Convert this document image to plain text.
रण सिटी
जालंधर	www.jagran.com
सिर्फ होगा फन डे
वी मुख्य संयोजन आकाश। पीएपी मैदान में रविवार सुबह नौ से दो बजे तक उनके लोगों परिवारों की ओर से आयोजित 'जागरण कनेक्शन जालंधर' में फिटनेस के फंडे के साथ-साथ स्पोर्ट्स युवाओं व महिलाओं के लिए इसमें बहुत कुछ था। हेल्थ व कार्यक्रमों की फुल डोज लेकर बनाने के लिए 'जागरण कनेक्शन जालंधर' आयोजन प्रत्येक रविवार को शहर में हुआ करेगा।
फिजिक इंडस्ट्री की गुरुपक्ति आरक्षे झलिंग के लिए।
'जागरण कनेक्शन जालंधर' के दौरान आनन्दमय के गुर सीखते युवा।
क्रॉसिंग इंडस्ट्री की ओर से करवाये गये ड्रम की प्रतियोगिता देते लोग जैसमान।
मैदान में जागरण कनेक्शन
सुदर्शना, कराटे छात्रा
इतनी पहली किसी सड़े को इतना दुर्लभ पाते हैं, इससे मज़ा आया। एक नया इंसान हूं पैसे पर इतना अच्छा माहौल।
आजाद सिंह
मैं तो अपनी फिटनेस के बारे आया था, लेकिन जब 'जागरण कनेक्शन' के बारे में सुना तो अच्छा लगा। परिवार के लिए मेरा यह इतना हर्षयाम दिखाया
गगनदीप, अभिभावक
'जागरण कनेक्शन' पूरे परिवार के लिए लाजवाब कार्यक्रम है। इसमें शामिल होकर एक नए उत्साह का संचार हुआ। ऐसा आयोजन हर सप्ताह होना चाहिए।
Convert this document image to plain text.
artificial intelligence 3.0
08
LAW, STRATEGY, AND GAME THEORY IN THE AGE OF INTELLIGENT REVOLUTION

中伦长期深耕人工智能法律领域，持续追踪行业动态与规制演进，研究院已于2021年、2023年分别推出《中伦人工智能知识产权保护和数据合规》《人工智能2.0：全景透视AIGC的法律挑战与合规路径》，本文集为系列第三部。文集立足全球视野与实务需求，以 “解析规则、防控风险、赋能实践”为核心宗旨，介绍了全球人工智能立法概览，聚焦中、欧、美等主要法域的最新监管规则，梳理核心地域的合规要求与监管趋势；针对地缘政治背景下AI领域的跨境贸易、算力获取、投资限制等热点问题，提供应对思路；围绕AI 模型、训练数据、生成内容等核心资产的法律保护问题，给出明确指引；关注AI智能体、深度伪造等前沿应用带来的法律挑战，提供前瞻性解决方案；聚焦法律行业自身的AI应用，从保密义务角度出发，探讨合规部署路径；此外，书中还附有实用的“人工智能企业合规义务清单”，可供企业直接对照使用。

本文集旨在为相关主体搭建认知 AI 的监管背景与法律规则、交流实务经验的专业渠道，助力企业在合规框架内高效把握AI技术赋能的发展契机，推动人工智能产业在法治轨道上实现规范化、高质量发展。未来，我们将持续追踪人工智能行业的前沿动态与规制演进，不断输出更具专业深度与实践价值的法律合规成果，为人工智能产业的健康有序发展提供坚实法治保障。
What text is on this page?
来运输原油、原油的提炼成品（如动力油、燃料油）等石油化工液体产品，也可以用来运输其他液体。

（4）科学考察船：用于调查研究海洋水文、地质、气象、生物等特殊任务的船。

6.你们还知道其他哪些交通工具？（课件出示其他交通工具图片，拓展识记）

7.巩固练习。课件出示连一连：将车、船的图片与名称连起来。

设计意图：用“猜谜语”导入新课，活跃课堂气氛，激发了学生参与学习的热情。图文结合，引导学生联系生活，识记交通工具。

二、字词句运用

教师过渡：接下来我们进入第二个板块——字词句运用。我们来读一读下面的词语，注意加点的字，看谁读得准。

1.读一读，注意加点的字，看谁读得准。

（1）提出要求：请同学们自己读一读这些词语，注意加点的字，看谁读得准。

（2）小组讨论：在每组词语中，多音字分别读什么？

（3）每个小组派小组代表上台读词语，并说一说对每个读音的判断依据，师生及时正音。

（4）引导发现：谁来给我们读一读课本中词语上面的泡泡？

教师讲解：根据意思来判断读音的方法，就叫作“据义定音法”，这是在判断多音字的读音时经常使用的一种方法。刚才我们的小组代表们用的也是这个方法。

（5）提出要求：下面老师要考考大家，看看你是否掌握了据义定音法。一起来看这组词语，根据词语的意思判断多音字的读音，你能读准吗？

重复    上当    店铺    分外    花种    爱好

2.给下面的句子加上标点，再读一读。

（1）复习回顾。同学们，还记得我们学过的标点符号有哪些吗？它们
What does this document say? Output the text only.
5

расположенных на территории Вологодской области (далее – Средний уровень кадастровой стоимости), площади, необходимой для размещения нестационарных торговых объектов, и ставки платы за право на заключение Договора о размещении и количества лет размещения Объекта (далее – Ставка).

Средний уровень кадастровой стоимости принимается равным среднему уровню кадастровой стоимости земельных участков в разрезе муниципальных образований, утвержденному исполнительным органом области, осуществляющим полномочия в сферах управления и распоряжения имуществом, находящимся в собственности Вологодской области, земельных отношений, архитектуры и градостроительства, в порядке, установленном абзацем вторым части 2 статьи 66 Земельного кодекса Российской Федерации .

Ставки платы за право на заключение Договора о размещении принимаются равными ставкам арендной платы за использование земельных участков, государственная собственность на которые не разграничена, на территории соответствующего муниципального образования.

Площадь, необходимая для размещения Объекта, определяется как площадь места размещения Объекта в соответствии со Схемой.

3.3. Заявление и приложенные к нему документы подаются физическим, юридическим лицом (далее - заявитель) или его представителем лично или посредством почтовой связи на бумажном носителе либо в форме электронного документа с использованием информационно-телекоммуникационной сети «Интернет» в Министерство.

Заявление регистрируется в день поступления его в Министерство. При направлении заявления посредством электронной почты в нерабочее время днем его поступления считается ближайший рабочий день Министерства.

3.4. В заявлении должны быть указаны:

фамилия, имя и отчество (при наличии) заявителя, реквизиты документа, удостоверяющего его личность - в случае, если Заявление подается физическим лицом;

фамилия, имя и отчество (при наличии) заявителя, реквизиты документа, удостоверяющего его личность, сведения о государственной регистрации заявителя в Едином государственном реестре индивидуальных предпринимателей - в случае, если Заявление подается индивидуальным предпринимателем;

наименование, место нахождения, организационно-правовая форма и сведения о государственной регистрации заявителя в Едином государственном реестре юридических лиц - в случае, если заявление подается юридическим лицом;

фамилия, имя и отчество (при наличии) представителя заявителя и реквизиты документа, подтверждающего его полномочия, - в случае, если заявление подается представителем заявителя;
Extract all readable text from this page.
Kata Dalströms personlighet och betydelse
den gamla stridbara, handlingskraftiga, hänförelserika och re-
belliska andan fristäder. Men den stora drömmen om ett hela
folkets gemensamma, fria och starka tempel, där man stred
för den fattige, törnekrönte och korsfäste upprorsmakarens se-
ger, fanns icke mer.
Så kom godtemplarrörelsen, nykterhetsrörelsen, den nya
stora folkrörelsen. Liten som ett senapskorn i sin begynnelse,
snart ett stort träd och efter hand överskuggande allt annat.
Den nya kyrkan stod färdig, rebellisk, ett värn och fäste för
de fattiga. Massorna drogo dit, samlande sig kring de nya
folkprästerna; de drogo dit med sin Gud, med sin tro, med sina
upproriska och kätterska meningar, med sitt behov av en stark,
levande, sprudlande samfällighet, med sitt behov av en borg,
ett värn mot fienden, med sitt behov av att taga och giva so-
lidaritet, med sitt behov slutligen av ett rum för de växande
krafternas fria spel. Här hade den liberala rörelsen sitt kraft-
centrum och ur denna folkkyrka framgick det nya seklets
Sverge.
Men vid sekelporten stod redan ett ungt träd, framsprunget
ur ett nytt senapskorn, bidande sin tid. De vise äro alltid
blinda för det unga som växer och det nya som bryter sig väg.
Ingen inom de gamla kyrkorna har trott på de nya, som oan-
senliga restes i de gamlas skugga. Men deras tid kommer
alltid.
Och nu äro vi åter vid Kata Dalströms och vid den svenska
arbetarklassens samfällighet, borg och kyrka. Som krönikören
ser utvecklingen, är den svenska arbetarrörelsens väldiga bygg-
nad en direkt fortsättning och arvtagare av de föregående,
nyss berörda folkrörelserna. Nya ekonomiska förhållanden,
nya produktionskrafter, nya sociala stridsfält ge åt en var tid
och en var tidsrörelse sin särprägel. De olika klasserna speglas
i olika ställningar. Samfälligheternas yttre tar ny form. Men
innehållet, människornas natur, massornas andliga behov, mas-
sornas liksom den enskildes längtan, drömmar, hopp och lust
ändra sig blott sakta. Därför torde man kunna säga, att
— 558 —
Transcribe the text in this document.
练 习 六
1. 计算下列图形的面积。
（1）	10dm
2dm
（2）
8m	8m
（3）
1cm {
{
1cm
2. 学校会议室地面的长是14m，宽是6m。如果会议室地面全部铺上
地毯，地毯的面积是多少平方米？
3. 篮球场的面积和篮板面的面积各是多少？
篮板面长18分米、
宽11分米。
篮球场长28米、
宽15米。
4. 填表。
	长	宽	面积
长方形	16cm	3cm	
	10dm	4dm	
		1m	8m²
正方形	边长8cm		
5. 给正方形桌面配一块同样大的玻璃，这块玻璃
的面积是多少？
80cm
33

*Exercise instructions:*
Each line that has the word "看谁读得准" counts once. How many such lines are in the data? Give the number alone.

*Solution for this task:*
3